# START OF Document

[-empyre-] Data Visualization and Decelerationist Aesthetics
Annina Ruest
arust at syr.edu
Wed Jul 13 03:32:53 AEST 2016
A Sort of Joy is super cool! Here’s a more conventional visualization about museum artists by Misha Rabinovich from a workshop on feminist data that Micol Hebron and I did at LACMA. It’s the top 100 exhibited artists at LACMA color coded by gender. http://misharabinovich.com/blog/?p=250
Here is another one made by Lisa Fedak (from the same workshop). It uses the generative nature of google search to show what google really thinks about equal pay:
http://gallerytally.tumblr.com/post/141212943217/poster-for-google-search-regarding-equal-pay
Annina
> On Jul 12, 2016, at 6:33 AM, kanarinka <kanarinka at ikatun.org> wrote:
>
> ----------empyre- soft-skinned space----------------------
> Another piece in a similar vein is A Sort of Joy (Thousands of Exhausted Things) by the Office of Creative Research and Elevator Repair Service Theater where the groups sorted the entire MOMA archive by author name and then proceed to read the names as performance art. Men read men's names and women read women's. Sorted in this way, the starkest thing that emerges from the metadata is the pervasive anglo-ness/Western-ness ("John", "Michael", etc) and maleness of the archive.

# END OF Document

Could you reproduce the whole mailing-list message about data visualization and decelerationist aesthetics, word for word? The rows are separate material, apart from the message above.

# START OF Listed entries

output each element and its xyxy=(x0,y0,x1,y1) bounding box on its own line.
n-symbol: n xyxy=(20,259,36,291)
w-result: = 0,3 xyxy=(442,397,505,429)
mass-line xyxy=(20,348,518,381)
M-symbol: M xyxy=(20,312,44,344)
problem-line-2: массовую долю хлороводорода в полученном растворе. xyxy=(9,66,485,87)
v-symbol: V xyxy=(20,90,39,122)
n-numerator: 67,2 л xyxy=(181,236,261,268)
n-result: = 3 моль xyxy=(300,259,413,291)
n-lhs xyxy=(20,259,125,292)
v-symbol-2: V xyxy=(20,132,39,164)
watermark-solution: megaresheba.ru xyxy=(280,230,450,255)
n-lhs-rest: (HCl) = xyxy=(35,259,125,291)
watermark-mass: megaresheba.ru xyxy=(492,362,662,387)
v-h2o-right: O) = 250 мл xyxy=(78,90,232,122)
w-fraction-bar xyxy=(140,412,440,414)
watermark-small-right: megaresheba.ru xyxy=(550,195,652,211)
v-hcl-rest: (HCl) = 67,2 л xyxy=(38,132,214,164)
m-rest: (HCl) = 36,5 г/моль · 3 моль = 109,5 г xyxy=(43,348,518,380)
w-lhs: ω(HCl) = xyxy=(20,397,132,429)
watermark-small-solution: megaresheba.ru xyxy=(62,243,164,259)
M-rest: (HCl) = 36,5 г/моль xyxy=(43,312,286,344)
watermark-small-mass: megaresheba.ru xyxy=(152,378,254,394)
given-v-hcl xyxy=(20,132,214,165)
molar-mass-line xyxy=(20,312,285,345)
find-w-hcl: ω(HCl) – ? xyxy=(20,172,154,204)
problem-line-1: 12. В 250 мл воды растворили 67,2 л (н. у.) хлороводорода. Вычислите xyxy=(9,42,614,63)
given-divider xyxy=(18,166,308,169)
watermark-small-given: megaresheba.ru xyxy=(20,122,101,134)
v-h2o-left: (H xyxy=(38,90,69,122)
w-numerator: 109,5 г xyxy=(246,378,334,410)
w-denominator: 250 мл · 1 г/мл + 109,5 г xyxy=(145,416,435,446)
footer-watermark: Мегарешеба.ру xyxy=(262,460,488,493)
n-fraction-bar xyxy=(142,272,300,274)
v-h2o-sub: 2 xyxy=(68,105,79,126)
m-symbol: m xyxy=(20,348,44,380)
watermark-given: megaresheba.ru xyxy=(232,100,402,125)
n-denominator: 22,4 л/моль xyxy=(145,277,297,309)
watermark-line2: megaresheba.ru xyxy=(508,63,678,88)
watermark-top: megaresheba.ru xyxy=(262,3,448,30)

# END OF Listed entries

**Worked solution:**
[-empyre-] Data Visualization and Decelerationist Aesthetics
Annina Ruest
arust at syr.edu
Wed Jul 13 03:32:53 AEST 2016
A Sort of Joy is super cool! Here’s a more conventional visualization about museum artists by Misha Rabinovich from a workshop on feminist data that Micol Hebron and I did at LACMA. It’s the top 100 exhibited artists at LACMA color coded by gender. http://misharabinovich.com/blog/?p=250
Here is another one made by Lisa Fedak (from the same workshop). It uses the generative nature of google search to show what google really thinks about equal pay:
http://gallerytally.tumblr.com/post/141212943217/poster-for-google-search-regarding-equal-pay
Annina
> On Jul 12, 2016, at 6:33 AM, kanarinka <kanarinka at ikatun.org> wrote:
>
> ----------empyre- soft-skinned space----------------------
> Another piece in a similar vein is A Sort of Joy (Thousands of Exhausted Things) by the Office of Creative Research and Elevator Repair Service Theater where the groups sorted the entire MOMA archive by author name and then proceed to read the names as performance art. Men read men's names and women read women's. Sorted in this way, the starkest thing that emerges from the metadata is the pervasive anglo-ness/Western-ness ("John", "Michael", etc) and maleness of the archive.